→ **Written task**:
Go through the listing below and list every line with "this".
--- begin ---
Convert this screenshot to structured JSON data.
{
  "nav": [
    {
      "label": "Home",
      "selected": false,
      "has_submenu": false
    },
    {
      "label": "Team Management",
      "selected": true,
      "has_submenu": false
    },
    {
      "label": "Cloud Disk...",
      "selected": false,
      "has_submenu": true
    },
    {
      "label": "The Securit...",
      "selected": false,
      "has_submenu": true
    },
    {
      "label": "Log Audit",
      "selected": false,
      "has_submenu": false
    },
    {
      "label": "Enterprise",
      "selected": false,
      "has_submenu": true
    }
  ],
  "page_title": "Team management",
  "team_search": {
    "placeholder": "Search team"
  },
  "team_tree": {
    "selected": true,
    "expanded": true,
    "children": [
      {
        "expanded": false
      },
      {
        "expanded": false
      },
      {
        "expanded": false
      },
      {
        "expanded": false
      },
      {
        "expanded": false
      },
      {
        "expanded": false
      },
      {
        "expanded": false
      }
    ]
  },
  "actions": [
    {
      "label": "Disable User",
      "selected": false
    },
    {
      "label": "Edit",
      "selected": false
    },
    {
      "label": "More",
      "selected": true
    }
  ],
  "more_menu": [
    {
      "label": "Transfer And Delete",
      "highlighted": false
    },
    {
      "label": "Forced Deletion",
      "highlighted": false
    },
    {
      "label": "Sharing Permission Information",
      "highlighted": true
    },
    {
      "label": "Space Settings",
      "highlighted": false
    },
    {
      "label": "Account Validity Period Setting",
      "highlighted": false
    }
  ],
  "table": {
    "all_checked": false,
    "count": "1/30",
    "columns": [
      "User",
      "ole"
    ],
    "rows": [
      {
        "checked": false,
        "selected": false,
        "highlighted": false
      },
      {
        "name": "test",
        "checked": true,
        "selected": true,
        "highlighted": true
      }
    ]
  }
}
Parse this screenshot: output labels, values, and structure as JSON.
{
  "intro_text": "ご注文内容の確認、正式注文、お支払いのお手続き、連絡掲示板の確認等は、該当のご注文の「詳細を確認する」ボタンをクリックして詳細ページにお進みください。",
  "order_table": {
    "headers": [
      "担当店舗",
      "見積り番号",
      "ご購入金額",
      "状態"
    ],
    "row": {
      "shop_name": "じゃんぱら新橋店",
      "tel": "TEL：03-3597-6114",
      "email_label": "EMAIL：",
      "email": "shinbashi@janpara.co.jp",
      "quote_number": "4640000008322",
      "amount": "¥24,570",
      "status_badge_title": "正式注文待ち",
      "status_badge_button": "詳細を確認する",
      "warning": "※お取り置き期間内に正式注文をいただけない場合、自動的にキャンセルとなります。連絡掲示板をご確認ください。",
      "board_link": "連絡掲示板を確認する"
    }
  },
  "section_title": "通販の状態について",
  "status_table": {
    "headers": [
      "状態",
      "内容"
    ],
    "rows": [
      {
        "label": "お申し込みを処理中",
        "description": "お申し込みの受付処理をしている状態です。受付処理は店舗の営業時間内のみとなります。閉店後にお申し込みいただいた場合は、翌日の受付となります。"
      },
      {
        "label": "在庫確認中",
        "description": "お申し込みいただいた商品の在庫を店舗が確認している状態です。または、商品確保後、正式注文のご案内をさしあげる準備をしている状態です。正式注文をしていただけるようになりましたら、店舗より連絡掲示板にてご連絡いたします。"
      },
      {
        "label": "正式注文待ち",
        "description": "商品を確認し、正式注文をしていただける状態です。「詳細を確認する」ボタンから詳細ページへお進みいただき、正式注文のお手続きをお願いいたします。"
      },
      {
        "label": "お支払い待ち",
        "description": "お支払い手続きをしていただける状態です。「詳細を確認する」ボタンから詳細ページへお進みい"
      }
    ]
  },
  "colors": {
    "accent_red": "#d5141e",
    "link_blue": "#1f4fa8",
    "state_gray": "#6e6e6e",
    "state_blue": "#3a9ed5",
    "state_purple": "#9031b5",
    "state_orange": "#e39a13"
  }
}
--- end ---
→ **Final answer**:
Convert this screenshot to structured JSON data.
Parse this screenshot: output labels, values, and structure as JSON.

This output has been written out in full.